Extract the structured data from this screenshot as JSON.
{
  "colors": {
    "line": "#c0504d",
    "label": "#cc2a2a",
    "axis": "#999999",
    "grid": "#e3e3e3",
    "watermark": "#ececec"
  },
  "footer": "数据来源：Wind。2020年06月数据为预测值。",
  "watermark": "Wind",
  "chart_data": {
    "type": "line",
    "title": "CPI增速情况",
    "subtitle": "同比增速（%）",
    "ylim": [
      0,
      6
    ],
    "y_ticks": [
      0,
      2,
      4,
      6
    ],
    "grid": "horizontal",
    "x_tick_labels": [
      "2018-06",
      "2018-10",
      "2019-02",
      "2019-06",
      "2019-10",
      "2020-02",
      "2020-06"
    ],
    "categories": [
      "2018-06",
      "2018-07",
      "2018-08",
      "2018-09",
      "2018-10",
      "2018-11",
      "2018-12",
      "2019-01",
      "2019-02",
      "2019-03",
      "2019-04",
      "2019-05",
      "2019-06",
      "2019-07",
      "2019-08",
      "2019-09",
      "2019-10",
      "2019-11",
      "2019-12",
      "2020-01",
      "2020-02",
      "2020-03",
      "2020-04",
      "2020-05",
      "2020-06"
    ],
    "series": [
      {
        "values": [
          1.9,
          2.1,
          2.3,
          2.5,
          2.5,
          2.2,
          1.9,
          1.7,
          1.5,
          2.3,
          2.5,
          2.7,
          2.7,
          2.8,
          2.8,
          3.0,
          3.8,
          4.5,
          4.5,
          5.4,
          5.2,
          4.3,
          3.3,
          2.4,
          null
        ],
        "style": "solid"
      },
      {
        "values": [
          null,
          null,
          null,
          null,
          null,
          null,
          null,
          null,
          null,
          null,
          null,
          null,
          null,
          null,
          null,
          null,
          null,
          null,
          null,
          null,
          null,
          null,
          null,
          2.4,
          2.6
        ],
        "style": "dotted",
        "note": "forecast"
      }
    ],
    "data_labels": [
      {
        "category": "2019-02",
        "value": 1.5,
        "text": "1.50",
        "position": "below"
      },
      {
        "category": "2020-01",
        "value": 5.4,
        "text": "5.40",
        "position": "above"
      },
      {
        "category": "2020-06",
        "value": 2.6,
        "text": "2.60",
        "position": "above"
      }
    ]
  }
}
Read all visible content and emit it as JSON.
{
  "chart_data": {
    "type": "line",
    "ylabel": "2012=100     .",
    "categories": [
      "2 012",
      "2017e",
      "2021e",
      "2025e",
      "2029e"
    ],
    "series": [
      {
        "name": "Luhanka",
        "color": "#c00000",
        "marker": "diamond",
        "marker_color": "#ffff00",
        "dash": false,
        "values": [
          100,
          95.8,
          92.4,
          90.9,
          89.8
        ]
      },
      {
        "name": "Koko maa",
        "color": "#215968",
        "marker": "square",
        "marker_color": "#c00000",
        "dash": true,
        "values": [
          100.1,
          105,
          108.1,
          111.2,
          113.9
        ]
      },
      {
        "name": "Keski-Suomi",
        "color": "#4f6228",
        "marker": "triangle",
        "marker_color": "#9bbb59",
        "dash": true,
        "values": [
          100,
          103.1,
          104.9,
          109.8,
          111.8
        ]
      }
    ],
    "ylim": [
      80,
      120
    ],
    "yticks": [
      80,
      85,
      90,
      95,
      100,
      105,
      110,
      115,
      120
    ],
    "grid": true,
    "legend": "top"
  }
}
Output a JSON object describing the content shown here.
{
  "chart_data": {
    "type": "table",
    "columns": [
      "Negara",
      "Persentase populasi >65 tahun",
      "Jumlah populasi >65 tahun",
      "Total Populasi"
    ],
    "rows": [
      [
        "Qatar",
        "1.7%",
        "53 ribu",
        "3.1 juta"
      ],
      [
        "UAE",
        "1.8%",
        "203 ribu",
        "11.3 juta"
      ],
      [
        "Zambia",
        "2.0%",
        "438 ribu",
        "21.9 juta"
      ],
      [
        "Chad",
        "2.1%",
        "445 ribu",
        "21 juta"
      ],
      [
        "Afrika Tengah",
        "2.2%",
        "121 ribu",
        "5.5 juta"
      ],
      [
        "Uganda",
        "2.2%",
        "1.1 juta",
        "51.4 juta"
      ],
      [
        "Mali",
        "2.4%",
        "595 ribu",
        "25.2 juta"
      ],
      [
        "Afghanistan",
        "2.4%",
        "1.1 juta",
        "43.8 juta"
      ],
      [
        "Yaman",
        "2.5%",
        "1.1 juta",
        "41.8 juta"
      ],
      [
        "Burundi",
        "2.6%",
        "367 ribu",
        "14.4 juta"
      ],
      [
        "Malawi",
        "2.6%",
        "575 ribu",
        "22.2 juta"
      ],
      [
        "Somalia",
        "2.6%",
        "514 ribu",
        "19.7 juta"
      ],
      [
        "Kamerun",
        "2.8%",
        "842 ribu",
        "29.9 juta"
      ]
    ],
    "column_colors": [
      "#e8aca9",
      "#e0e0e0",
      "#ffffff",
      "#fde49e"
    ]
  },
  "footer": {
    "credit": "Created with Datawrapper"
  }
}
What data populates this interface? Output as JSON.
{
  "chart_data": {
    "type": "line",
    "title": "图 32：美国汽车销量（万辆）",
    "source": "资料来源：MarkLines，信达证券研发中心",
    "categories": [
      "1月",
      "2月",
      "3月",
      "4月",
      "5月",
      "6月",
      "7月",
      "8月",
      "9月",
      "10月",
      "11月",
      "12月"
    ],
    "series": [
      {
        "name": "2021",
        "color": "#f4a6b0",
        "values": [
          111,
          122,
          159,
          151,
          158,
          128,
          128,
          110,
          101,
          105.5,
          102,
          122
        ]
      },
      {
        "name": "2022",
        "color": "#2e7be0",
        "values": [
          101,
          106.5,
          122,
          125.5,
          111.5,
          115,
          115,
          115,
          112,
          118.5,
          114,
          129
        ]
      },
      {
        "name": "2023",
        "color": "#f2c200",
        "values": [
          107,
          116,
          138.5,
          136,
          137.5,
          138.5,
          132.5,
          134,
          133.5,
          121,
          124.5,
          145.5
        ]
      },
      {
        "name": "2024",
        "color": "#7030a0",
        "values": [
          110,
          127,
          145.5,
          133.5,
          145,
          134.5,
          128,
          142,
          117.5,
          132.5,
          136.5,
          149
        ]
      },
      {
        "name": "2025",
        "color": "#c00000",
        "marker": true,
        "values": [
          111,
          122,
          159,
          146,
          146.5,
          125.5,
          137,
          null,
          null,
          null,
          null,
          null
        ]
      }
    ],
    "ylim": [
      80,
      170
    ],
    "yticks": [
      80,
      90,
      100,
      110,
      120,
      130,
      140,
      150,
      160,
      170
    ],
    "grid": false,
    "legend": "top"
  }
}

__________

● **TASK OBJECTIVE**:
Track down all lines above with the string "category" and copy them.

● **THE REPLY**:
        "category": "2019-02",
        "category": "2020-01",
        "category": "2020-06",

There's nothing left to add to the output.